-- begin --

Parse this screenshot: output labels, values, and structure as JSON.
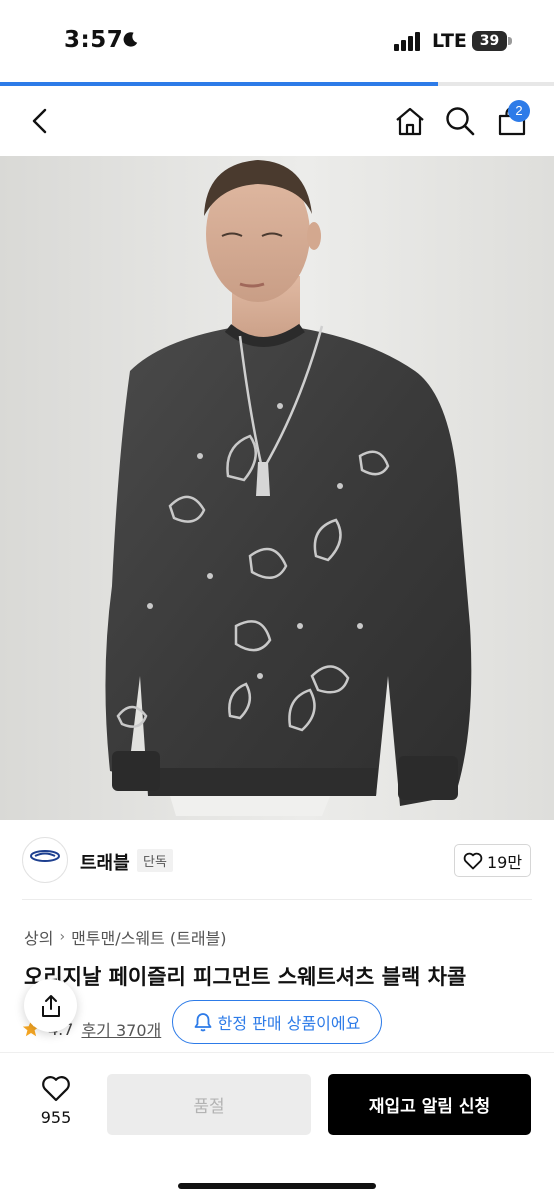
{
  "status_bar": {
    "time": "3:57",
    "network": "LTE",
    "battery": "39"
  },
  "page_load_progress": 0.79,
  "header": {
    "cart_count": "2"
  },
  "product_image": {
    "alt": "trabel paisley pigment sweatshirt black charcoal"
  },
  "brand": {
    "logo_text": "TRAVEL",
    "name": "트래블",
    "exclusive_label": "단독",
    "likes": "19만"
  },
  "breadcrumb": {
    "category": "상의",
    "subcategory": "맨투맨/스웨트 (트래블)"
  },
  "product": {
    "title": "오리지날 페이즐리 피그먼트 스웨트셔츠 블랙 차콜",
    "rating": "4.7",
    "reviews": "후기 370개",
    "limited_notice": "한정 판매 상품이에요"
  },
  "bottom_bar": {
    "wish_count": "955",
    "soldout_label": "품절",
    "restock_label": "재입고 알림 신청"
  },
  "colors": {
    "accent": "#2d7be8",
    "star": "#f5a623",
    "primary_button": "#000000",
    "disabled_button": "#ececec"
  },
  "icons": {
    "back": "chevron-left-icon",
    "home": "home-icon",
    "search": "search-icon",
    "cart": "shopping-bag-icon",
    "heart": "heart-icon",
    "bell": "bell-icon",
    "share": "share-icon",
    "star": "star-icon"
  }
}
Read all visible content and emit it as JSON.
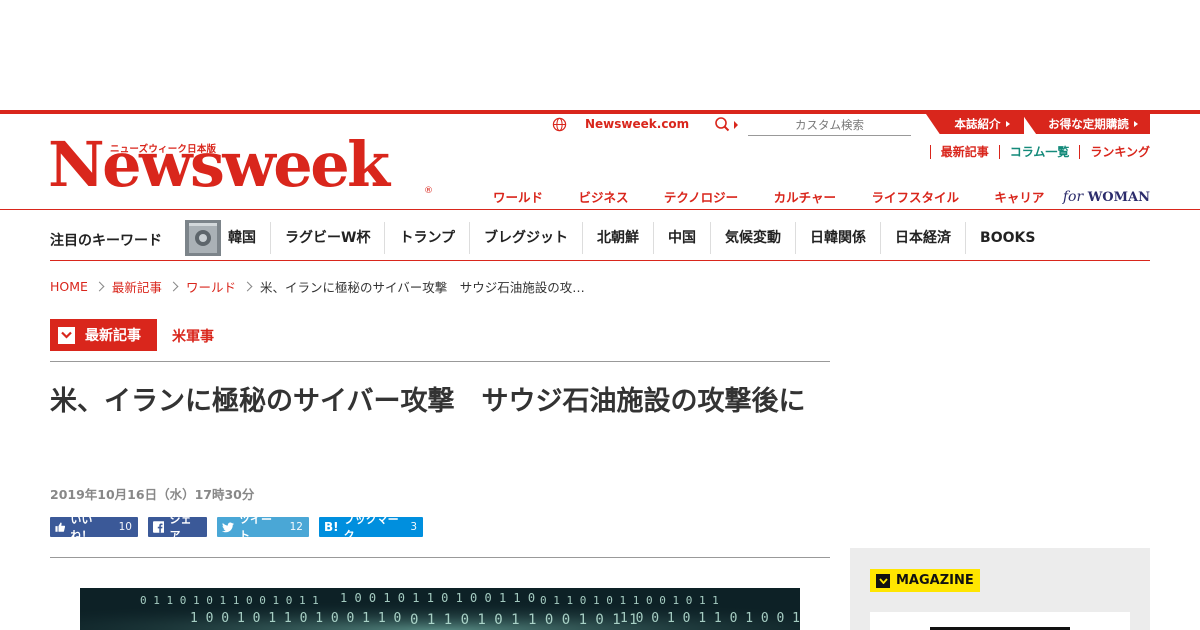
{
  "header": {
    "logo_sub": "ニューズウィーク日本版",
    "logo": "Newsweek",
    "site_link": "Newsweek.com",
    "search_placeholder": "カスタム検索",
    "tab_intro": "本誌紹介",
    "tab_subscription": "お得な定期購読",
    "util_links": [
      "最新記事",
      "コラム一覧",
      "ランキング"
    ],
    "categories": [
      "ワールド",
      "ビジネス",
      "テクノロジー",
      "カルチャー",
      "ライフスタイル",
      "キャリア"
    ],
    "woman_for": "for",
    "woman_text": "WOMAN"
  },
  "keywords": {
    "title": "注目のキーワード",
    "items": [
      "韓国",
      "ラグビーW杯",
      "トランプ",
      "ブレグジット",
      "北朝鮮",
      "中国",
      "気候変動",
      "日韓関係",
      "日本経済",
      "BOOKS"
    ]
  },
  "breadcrumb": {
    "home": "HOME",
    "latest": "最新記事",
    "world": "ワールド",
    "current": "米、イランに極秘のサイバー攻撃　サウジ石油施設の攻…"
  },
  "article": {
    "badge": "最新記事",
    "tag": "米軍事",
    "title": "米、イランに極秘のサイバー攻撃　サウジ石油施設の攻撃後に",
    "date": "2019年10月16日（水）17時30分"
  },
  "share": {
    "like_label": "いいね！",
    "like_count": "10",
    "fb_label": "シェア",
    "tweet_label": "ツイート",
    "tweet_count": "12",
    "hatena_label": "ブックマーク",
    "hatena_count": "3"
  },
  "sidebar": {
    "magazine_label": "MAGAZINE"
  },
  "colors": {
    "brand_red": "#d9261c",
    "teal": "#148a7a",
    "facebook": "#3b5998",
    "twitter": "#4aa7d6",
    "hatena": "#008fde",
    "magazine_yellow": "#ffe600"
  },
  "hero_image": {
    "binary_rows": [
      "0 1 1 0 1 0 1 1 0 0 1 0 1 1",
      "1 0 0 1 0 1 1 0 1 0 0 1 1 0"
    ]
  }
}
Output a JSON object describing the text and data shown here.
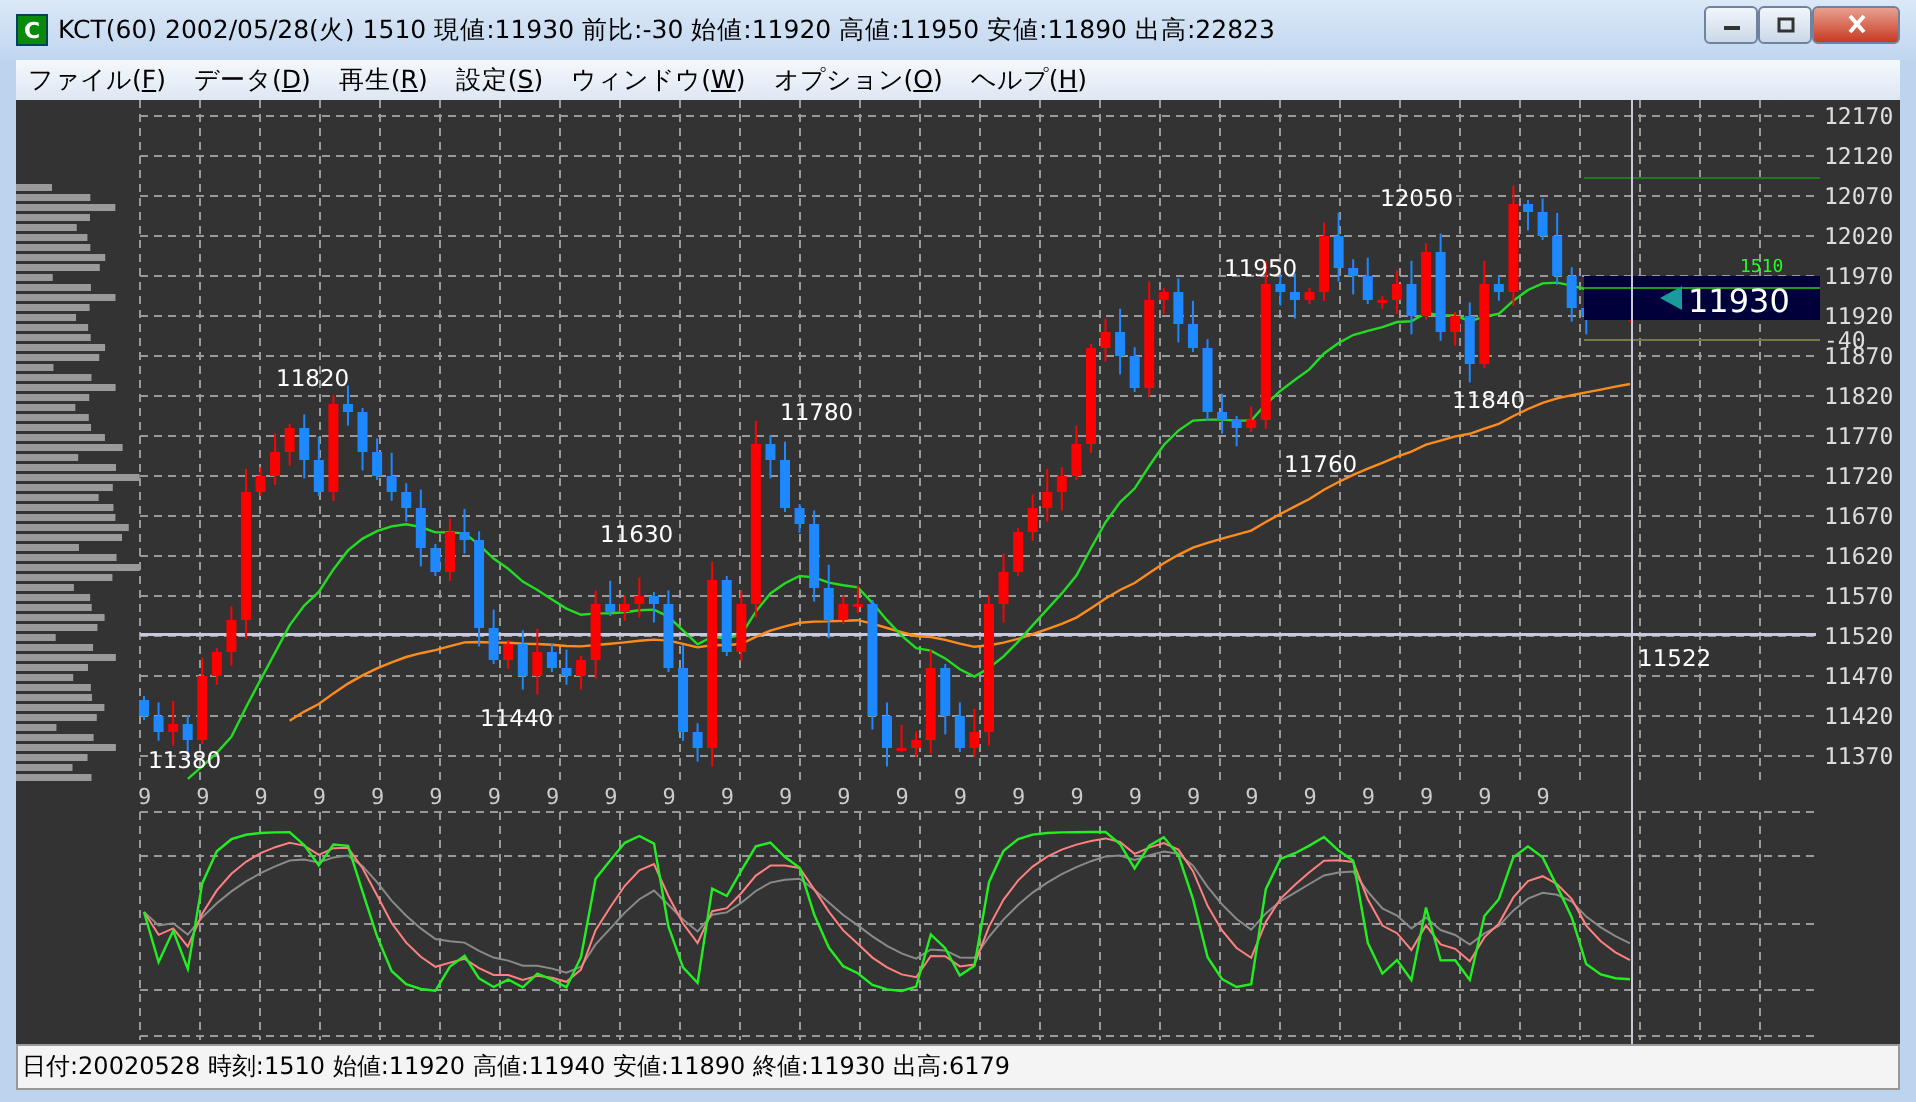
{
  "window": {
    "icon_letter": "C",
    "title": "KCT(60) 2002/05/28(火) 1510 現値:11930 前比:-30  始値:11920 高値:11950 安値:11890 出高:22823"
  },
  "menu": [
    {
      "label": "ファイル(",
      "accel": "F",
      "suffix": ")"
    },
    {
      "label": "データ(",
      "accel": "D",
      "suffix": ")"
    },
    {
      "label": "再生(",
      "accel": "R",
      "suffix": ")"
    },
    {
      "label": "設定(",
      "accel": "S",
      "suffix": ")"
    },
    {
      "label": "ウィンドウ(",
      "accel": "W",
      "suffix": ")"
    },
    {
      "label": "オプション(",
      "accel": "O",
      "suffix": ")"
    },
    {
      "label": "ヘルプ(",
      "accel": "H",
      "suffix": ")"
    }
  ],
  "chart": {
    "price_axis": [
      "12170",
      "12120",
      "12070",
      "12020",
      "11970",
      "11920",
      "11870",
      "11820",
      "11770",
      "11720",
      "11670",
      "11620",
      "11570",
      "11520",
      "11470",
      "11420",
      "11370"
    ],
    "time_axis": [
      "9",
      "9",
      "9",
      "9",
      "9",
      "9",
      "9",
      "9",
      "9",
      "9",
      "9",
      "9",
      "9",
      "9",
      "9",
      "9",
      "9",
      "9",
      "9",
      "9",
      "9",
      "9",
      "9",
      "9",
      "9"
    ],
    "price_labels": [
      "11820",
      "11380",
      "11440",
      "11630",
      "11780",
      "11950",
      "11760",
      "12050",
      "11840"
    ],
    "reference_label": "11522",
    "current": {
      "price": "11930",
      "time": "1510",
      "change": "-40"
    }
  },
  "status_bar": "日付:20020528 時刻:1510 始値:11920 高値:11940 安値:11890 終値:11930 出高:6179"
}
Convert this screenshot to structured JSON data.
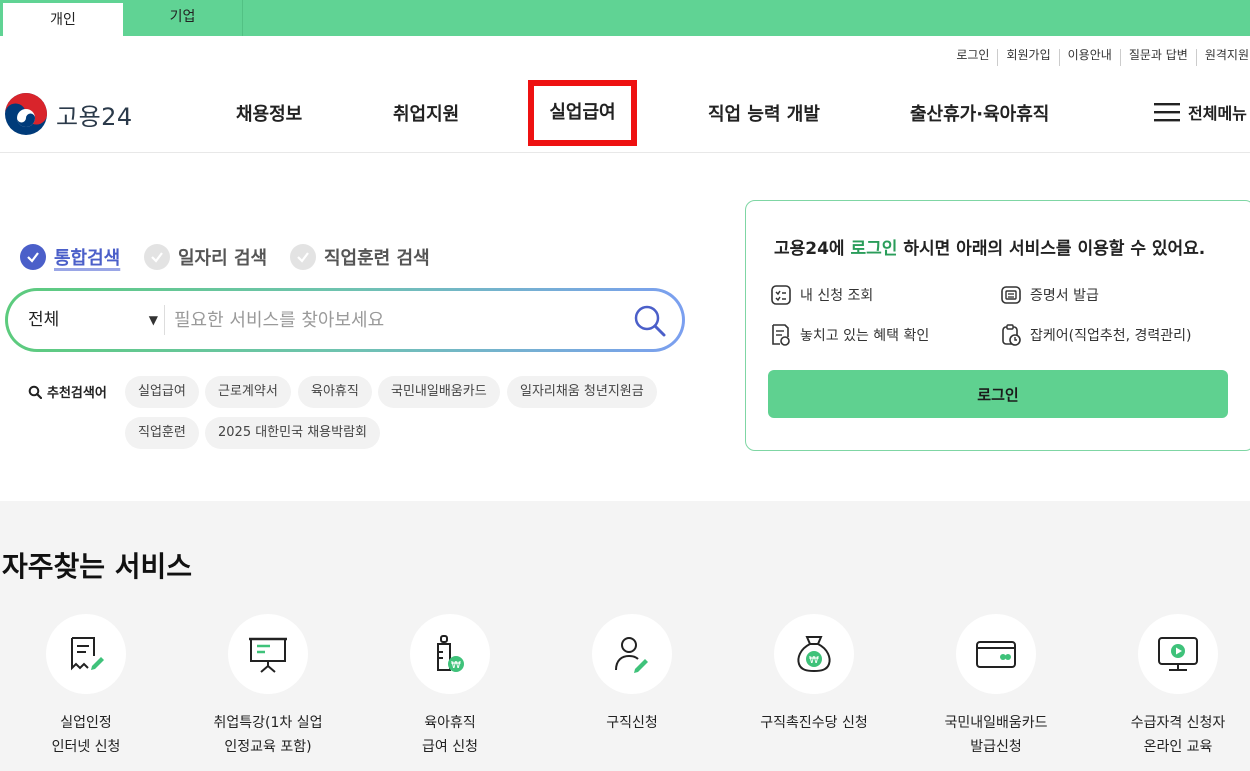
{
  "user_tabs": {
    "personal": "개인",
    "business": "기업"
  },
  "util_links": [
    "로그인",
    "회원가입",
    "이용안내",
    "질문과 답변",
    "원격지원"
  ],
  "logo": {
    "text": "고용24"
  },
  "gnb": [
    "채용정보",
    "취업지원",
    "실업급여",
    "직업 능력 개발",
    "출산휴가·육아휴직"
  ],
  "all_menu": "전체메뉴",
  "search_types": [
    {
      "label": "통합검색",
      "checked": true
    },
    {
      "label": "일자리 검색",
      "checked": false
    },
    {
      "label": "직업훈련 검색",
      "checked": false
    }
  ],
  "search": {
    "category": "전체",
    "placeholder": "필요한 서비스를 찾아보세요"
  },
  "recommended": {
    "label": "추천검색어",
    "keywords": [
      "실업급여",
      "근로계약서",
      "육아휴직",
      "국민내일배움카드",
      "일자리채움 청년지원금",
      "직업훈련",
      "2025 대한민국 채용박람회"
    ]
  },
  "login_card": {
    "title_pre": "고용24에 ",
    "title_link": "로그인",
    "title_post": " 하시면 아래의 서비스를 이용할 수 있어요.",
    "items": [
      "내 신청 조회",
      "증명서 발급",
      "놓치고 있는 혜택 확인",
      "잡케어(직업추천, 경력관리)"
    ],
    "button": "로그인"
  },
  "services": {
    "title": "자주찾는 서비스",
    "items": [
      {
        "label": "실업인정\n인터넷 신청",
        "icon": "document-pen-icon"
      },
      {
        "label": "취업특강(1차 실업\n인정교육 포함)",
        "icon": "presentation-board-icon"
      },
      {
        "label": "육아휴직\n급여 신청",
        "icon": "baby-bottle-icon"
      },
      {
        "label": "구직신청",
        "icon": "person-pen-icon"
      },
      {
        "label": "구직촉진수당 신청",
        "icon": "money-bag-icon"
      },
      {
        "label": "국민내일배움카드\n발급신청",
        "icon": "card-icon"
      },
      {
        "label": "수급자격 신청자\n온라인 교육",
        "icon": "monitor-play-icon"
      }
    ]
  },
  "colors": {
    "brand_green": "#60d394",
    "highlight_red": "#ee1111",
    "accent_blue": "#4b5fc9"
  }
}
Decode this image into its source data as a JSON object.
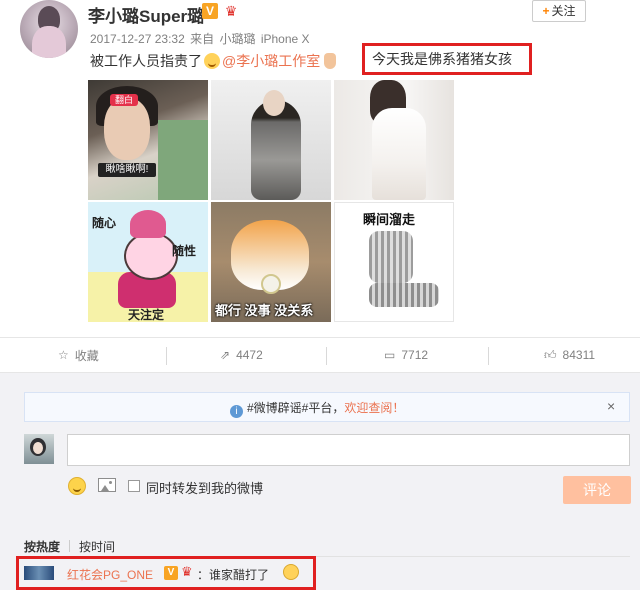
{
  "post": {
    "username": "李小璐Super璐",
    "verified_badge": "V",
    "follow_label": "关注",
    "follow_plus": "+",
    "timestamp": "2017-12-27 23:32",
    "source_prefix": "来自",
    "source_name": "小璐璐",
    "device": "iPhone X",
    "text_before": "被工作人员指责了",
    "mention": "@李小璐工作室",
    "highlight_text": "今天我是佛系猪猪女孩",
    "accent_color": "#eb7350",
    "highlight_box_color": "#e02020"
  },
  "images": {
    "img1_tag": "翻白",
    "img1_caption": "瞅啥瞅啊!",
    "img4_left_top": "随心",
    "img4_right": "随性",
    "img4_bottom": "天注定",
    "img5_caption": "都行 没事 没关系",
    "img6_title": "瞬间溜走"
  },
  "actions": {
    "favorite_label": "收藏",
    "repost_count": "4472",
    "comment_count": "7712",
    "like_count": "84311"
  },
  "comments": {
    "notice_text": "#微博辟谣#平台，",
    "notice_link": "欢迎查阅！",
    "close_symbol": "×",
    "input_placeholder": "",
    "repost_checkbox_label": "同时转发到我的微博",
    "submit_label": "评论",
    "sort_hot": "按热度",
    "sort_time": "按时间",
    "first_comment_user": "红花会PG_ONE",
    "first_comment_badge": "V",
    "first_comment_text": "：谁家醋打了"
  }
}
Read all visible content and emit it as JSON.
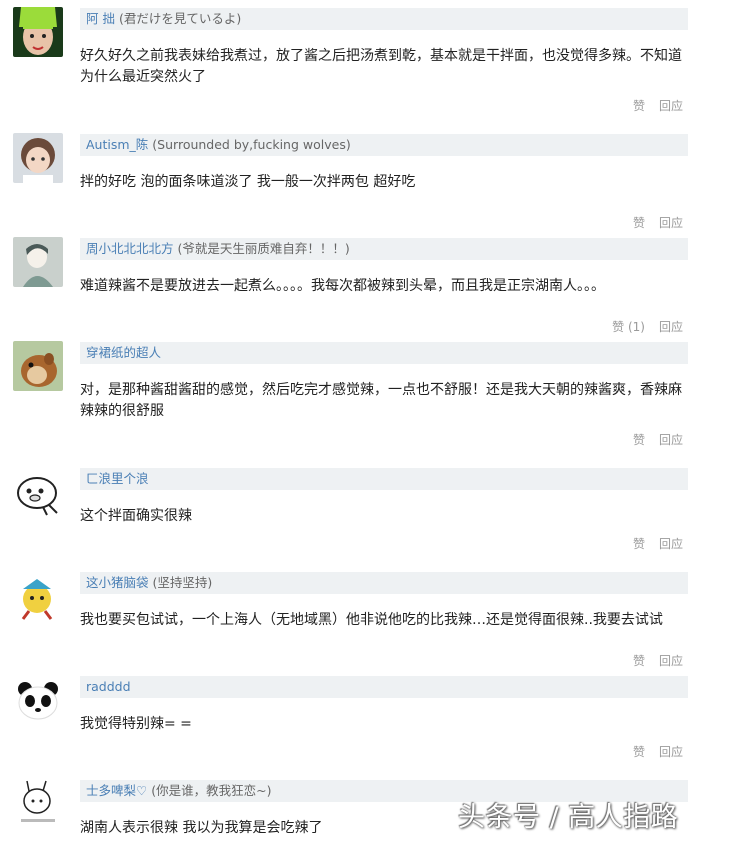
{
  "comments": [
    {
      "username": "阿 拙",
      "signature": "(君だけを見ているよ)",
      "text": "好久好久之前我表妹给我煮过，放了酱之后把汤煮到乾，基本就是干拌面，也没觉得多辣。不知道为什么最近突然火了",
      "like": "赞",
      "reply": "回应"
    },
    {
      "username": "Autism_陈",
      "signature": "(Surrounded by,fucking wolves)",
      "text": "拌的好吃 泡的面条味道淡了 我一般一次拌两包 超好吃",
      "like": "赞",
      "reply": "回应"
    },
    {
      "username": "周小北北北北方",
      "signature": "(爷就是天生丽质难自弃！！！)",
      "text": "难道辣酱不是要放进去一起煮么。。。。我每次都被辣到头晕，而且我是正宗湖南人。。。",
      "like": "赞 (1)",
      "reply": "回应"
    },
    {
      "username": "穿裙纸的超人",
      "signature": "",
      "text": "对，是那种酱甜酱甜的感觉，然后吃完才感觉辣，一点也不舒服！还是我大天朝的辣酱爽，香辣麻辣辣的很舒服",
      "like": "赞",
      "reply": "回应"
    },
    {
      "username": "ㄈ浪里个浪",
      "signature": "",
      "text": "这个拌面确实很辣",
      "like": "赞",
      "reply": "回应"
    },
    {
      "username": "这小猪脑袋",
      "signature": "(坚持坚持)",
      "text": "我也要买包试试，一个上海人（无地域黑）他非说他吃的比我辣…还是觉得面很辣..我要去试试",
      "like": "赞",
      "reply": "回应"
    },
    {
      "username": "radddd",
      "signature": "",
      "text": "我觉得特别辣= =",
      "like": "赞",
      "reply": "回应"
    },
    {
      "username": "士多啤梨♡",
      "signature": "(你是谁，教我狂恋~)",
      "text": "湖南人表示很辣 我以为我算是会吃辣了",
      "like": "",
      "reply": ""
    }
  ],
  "watermark": "头条号 / 高人指路",
  "colors": {
    "username": "#4a7fb5",
    "header_bg": "#eef1f3",
    "action": "#9a9a9a"
  }
}
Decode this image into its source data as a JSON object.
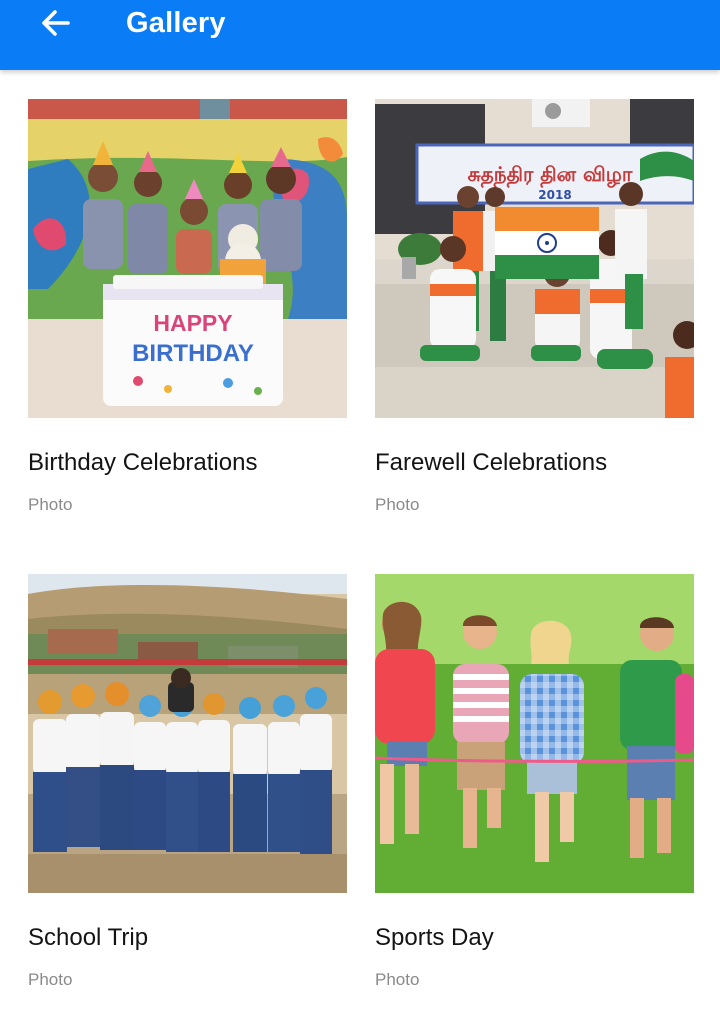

-- end --

# BRIEF
Report all lines of the material that contain the word "username".

# RESPONSE
    "username": "李小璐Super璐",
      "username": "阿 拙",
      "username": "Autism_陈",
      "username": "周小北北北北方",
      "username": "穿裙纸的超人",
      "username": "ㄈ浪里个浪",
      "username": "这小猪脑袋",
      "username": "radddd",
      "username": "士多啤梨♡",
    "username": "#4a7fb5",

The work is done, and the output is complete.